§ **Instructions to follow**
How many lines in the records below contain the word "Глава"? Answer with the number alone.

§ **Data extract**
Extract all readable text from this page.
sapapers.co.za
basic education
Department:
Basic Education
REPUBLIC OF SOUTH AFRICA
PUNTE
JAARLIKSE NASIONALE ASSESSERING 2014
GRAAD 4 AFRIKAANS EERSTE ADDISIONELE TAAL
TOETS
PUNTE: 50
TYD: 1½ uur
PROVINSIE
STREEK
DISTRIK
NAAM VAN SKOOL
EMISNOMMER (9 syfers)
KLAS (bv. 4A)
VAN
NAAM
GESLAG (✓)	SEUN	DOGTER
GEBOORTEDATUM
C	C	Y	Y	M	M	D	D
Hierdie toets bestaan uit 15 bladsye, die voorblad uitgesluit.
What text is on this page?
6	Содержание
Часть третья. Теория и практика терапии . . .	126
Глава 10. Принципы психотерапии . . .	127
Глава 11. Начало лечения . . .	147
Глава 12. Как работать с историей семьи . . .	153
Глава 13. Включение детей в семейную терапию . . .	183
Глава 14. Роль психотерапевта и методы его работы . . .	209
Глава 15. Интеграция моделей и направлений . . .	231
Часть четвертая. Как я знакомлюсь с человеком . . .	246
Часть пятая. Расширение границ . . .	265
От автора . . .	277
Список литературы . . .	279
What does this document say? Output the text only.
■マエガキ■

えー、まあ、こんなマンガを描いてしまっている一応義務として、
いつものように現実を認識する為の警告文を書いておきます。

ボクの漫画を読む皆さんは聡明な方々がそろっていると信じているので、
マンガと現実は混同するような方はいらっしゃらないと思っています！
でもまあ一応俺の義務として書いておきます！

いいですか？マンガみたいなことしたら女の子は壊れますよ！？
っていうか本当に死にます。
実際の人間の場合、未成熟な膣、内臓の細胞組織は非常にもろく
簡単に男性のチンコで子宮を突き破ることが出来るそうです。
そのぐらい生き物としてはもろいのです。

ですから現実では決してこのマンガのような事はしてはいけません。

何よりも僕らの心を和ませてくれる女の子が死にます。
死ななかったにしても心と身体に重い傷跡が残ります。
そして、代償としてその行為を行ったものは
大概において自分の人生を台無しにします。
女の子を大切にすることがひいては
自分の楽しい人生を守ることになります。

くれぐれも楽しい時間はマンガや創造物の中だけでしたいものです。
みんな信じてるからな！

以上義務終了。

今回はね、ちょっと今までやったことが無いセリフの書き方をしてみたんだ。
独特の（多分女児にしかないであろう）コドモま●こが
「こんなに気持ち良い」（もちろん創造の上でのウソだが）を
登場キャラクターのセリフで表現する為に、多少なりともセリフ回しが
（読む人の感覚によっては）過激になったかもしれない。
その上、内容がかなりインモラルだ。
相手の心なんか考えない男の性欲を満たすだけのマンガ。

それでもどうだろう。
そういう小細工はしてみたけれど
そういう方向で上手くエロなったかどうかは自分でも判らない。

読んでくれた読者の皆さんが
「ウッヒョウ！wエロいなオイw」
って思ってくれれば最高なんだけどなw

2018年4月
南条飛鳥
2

§ **Correct result**
6